Task brief:
Reproduce the listing below word for word, with no pictures.
[Exercise materials start]
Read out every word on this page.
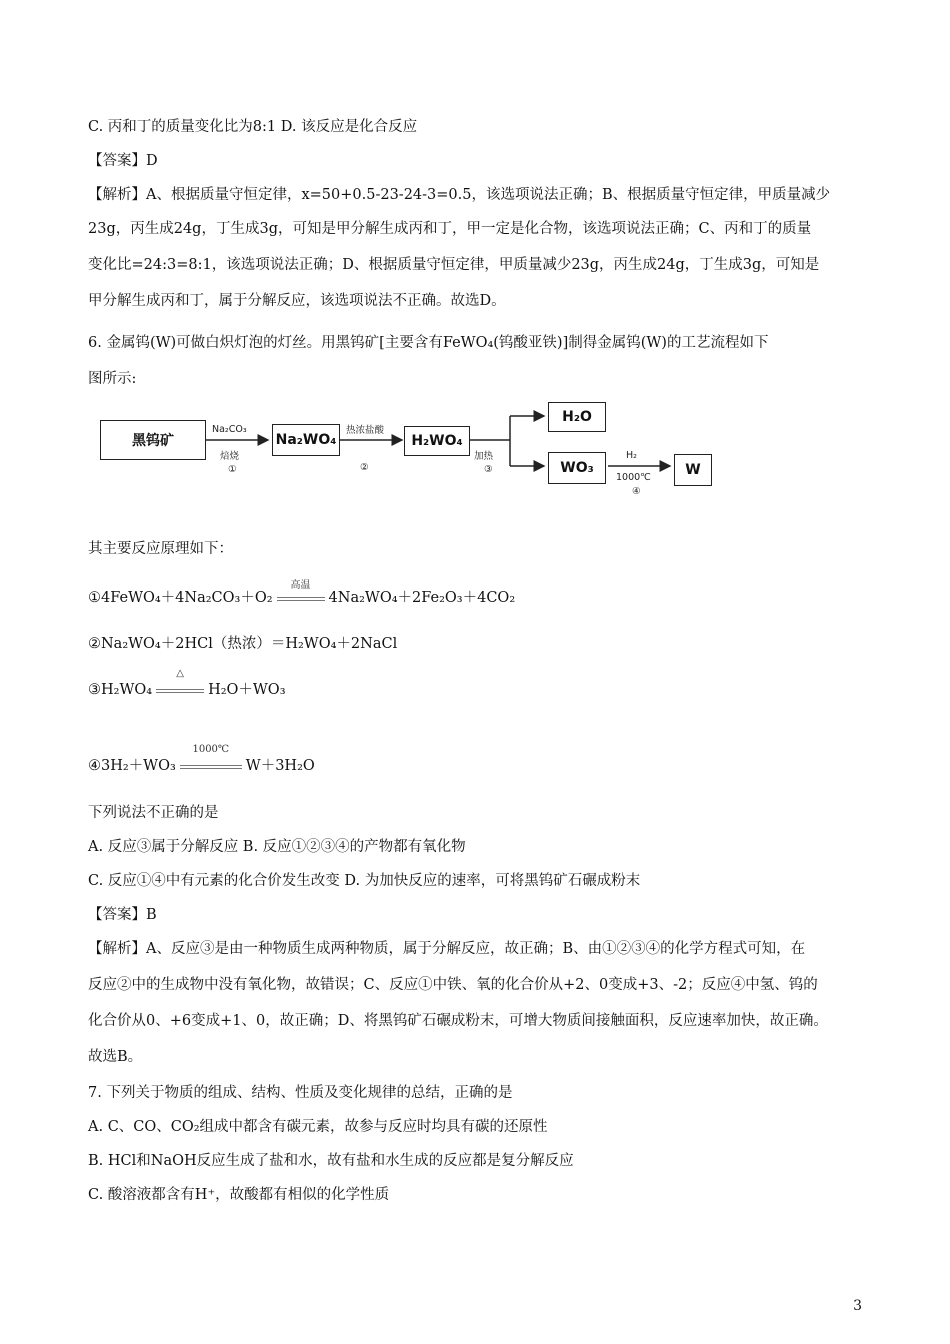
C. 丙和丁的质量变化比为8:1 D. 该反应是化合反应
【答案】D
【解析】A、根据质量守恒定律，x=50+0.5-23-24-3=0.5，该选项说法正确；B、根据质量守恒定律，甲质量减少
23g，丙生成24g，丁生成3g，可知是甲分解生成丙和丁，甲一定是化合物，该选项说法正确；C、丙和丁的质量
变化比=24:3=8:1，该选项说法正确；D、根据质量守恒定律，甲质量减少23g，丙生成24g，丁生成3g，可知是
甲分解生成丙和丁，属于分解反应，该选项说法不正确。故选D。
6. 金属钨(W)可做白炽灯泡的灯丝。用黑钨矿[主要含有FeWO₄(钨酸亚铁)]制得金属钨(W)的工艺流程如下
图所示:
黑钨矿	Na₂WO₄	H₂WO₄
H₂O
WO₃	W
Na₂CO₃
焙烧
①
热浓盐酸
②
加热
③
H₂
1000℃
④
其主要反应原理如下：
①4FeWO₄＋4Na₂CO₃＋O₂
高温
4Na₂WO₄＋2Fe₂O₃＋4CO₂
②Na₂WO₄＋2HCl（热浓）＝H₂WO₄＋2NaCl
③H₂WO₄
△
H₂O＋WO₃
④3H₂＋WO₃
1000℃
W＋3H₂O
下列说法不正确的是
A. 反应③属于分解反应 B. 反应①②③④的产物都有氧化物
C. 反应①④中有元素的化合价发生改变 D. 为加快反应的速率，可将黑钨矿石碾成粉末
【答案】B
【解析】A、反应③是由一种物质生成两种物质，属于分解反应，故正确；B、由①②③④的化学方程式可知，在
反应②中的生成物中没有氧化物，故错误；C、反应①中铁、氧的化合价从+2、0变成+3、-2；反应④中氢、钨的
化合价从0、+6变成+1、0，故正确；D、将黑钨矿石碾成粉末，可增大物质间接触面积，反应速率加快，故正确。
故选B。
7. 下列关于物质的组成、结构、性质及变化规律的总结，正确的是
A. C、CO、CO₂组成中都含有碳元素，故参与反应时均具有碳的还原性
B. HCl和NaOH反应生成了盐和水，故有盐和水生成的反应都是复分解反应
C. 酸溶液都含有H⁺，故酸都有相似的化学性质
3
[Exercise materials end]
Complete response:
Read out every word on this page.
C. 丙和丁的质量变化比为8:1 D. 该反应是化合反应
【答案】D
【解析】A、根据质量守恒定律，x=50+0.5-23-24-3=0.5，该选项说法正确；B、根据质量守恒定律，甲质量减少
23g，丙生成24g，丁生成3g，可知是甲分解生成丙和丁，甲一定是化合物，该选项说法正确；C、丙和丁的质量
变化比=24:3=8:1，该选项说法正确；D、根据质量守恒定律，甲质量减少23g，丙生成24g，丁生成3g，可知是
甲分解生成丙和丁，属于分解反应，该选项说法不正确。故选D。
6. 金属钨(W)可做白炽灯泡的灯丝。用黑钨矿[主要含有FeWO₄(钨酸亚铁)]制得金属钨(W)的工艺流程如下
图所示:
黑钨矿	Na₂WO₄	H₂WO₄
H₂O
WO₃	W
Na₂CO₃
焙烧
①
热浓盐酸
②
加热
③
H₂
1000℃
④
其主要反应原理如下：
①4FeWO₄＋4Na₂CO₃＋O₂
高温
4Na₂WO₄＋2Fe₂O₃＋4CO₂
②Na₂WO₄＋2HCl（热浓）＝H₂WO₄＋2NaCl
③H₂WO₄
△
H₂O＋WO₃
④3H₂＋WO₃
1000℃
W＋3H₂O
下列说法不正确的是
A. 反应③属于分解反应 B. 反应①②③④的产物都有氧化物
C. 反应①④中有元素的化合价发生改变 D. 为加快反应的速率，可将黑钨矿石碾成粉末
【答案】B
【解析】A、反应③是由一种物质生成两种物质，属于分解反应，故正确；B、由①②③④的化学方程式可知，在
反应②中的生成物中没有氧化物，故错误；C、反应①中铁、氧的化合价从+2、0变成+3、-2；反应④中氢、钨的
化合价从0、+6变成+1、0，故正确；D、将黑钨矿石碾成粉末，可增大物质间接触面积，反应速率加快，故正确。
故选B。
7. 下列关于物质的组成、结构、性质及变化规律的总结，正确的是
A. C、CO、CO₂组成中都含有碳元素，故参与反应时均具有碳的还原性
B. HCl和NaOH反应生成了盐和水，故有盐和水生成的反应都是复分解反应
C. 酸溶液都含有H⁺，故酸都有相似的化学性质
3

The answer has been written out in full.